»»

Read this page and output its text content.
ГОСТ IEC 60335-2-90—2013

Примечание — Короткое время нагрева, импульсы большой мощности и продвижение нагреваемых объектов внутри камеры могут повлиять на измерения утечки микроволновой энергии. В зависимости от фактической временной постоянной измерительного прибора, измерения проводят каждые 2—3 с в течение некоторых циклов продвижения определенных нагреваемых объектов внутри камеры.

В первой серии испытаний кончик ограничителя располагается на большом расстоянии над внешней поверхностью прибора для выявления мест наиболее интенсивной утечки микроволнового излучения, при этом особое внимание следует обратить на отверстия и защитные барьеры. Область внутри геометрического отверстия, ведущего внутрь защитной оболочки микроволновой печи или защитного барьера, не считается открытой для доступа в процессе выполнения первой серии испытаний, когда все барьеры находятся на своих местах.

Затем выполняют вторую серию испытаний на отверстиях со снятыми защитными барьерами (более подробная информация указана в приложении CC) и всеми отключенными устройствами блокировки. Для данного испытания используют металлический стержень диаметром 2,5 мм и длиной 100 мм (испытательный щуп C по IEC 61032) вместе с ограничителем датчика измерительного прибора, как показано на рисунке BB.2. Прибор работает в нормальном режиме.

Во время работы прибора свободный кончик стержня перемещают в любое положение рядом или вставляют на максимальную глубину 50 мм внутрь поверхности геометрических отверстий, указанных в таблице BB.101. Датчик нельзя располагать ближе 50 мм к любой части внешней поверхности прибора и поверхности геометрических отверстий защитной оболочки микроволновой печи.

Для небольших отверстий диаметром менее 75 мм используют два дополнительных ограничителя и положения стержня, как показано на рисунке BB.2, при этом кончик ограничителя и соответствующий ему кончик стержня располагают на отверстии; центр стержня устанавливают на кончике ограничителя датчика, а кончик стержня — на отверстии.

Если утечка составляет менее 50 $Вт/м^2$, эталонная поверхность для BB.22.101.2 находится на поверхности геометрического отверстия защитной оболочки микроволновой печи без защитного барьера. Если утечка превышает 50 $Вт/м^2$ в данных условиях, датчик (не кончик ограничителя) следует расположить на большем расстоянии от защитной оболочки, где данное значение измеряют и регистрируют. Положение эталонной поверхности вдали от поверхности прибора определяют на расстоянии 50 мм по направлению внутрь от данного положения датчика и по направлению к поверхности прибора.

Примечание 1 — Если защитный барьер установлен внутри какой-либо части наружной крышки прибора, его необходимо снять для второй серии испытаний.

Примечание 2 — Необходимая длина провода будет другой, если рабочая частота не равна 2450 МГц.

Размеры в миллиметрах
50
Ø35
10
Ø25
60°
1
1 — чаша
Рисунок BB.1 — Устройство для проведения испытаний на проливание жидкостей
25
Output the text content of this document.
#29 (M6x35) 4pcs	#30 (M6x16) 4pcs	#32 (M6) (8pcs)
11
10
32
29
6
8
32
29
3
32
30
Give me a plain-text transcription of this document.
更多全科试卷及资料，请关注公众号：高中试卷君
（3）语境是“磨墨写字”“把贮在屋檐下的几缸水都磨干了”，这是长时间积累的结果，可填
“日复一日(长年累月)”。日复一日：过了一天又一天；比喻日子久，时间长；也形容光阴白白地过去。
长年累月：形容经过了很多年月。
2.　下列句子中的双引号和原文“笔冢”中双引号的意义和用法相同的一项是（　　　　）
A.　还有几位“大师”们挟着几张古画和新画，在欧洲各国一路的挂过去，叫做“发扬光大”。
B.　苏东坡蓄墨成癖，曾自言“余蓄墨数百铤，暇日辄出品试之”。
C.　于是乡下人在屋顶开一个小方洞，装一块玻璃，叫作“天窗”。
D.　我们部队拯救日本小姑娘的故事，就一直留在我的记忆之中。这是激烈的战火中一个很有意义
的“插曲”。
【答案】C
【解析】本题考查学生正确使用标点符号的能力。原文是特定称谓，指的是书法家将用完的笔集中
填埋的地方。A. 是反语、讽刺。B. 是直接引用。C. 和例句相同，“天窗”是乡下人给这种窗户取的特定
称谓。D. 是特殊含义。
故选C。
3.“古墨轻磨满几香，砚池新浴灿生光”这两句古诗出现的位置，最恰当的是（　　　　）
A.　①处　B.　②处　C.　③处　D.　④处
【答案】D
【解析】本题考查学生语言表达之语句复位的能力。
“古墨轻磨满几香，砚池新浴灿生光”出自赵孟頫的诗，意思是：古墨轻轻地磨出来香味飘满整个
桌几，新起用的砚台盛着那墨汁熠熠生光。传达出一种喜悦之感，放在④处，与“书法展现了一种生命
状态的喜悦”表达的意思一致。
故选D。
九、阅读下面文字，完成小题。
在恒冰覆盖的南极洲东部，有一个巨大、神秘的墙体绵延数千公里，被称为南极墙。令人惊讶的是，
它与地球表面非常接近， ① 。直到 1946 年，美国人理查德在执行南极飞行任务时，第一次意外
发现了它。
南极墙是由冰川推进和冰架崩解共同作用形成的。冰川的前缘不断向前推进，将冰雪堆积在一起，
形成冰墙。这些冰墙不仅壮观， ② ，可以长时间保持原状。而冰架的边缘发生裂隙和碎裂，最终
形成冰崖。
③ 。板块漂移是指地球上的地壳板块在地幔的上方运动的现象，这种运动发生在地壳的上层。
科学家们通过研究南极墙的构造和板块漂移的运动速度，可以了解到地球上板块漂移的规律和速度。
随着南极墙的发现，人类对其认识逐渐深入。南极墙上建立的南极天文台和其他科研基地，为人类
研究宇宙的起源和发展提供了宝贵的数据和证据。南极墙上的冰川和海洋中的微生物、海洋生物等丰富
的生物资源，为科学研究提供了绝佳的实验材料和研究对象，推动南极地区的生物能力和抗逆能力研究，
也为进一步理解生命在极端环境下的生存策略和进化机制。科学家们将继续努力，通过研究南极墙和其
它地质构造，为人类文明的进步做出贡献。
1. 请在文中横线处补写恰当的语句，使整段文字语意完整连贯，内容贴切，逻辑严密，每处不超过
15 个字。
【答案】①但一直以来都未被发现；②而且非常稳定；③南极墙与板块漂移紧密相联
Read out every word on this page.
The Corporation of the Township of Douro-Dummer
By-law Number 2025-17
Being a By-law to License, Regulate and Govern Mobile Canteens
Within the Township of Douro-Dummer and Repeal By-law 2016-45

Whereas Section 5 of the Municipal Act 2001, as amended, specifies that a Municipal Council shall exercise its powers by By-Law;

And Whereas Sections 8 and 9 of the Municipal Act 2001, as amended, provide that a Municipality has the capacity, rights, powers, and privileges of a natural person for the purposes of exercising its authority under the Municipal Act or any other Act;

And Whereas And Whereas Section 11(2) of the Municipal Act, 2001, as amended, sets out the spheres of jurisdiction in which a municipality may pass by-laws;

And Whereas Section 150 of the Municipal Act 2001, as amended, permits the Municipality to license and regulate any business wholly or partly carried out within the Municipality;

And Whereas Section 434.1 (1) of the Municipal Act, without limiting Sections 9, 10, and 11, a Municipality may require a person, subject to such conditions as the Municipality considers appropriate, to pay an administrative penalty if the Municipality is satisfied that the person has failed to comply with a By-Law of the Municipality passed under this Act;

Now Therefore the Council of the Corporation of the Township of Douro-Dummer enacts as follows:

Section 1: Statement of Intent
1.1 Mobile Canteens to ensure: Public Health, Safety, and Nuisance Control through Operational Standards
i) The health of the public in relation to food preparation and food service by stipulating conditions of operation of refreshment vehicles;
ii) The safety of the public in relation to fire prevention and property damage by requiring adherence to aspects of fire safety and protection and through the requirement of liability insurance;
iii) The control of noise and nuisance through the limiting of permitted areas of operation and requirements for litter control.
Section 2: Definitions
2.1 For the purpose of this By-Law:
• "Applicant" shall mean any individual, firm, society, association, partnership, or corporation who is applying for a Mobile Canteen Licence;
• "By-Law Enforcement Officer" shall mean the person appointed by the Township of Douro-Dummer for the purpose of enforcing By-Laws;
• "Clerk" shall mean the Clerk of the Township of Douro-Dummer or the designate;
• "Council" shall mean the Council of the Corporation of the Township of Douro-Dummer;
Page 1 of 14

««

[Problem to work on] From the data above, show each line that contains "content".

[The reply]
Read this page and output its text content.
Output the text content of this document.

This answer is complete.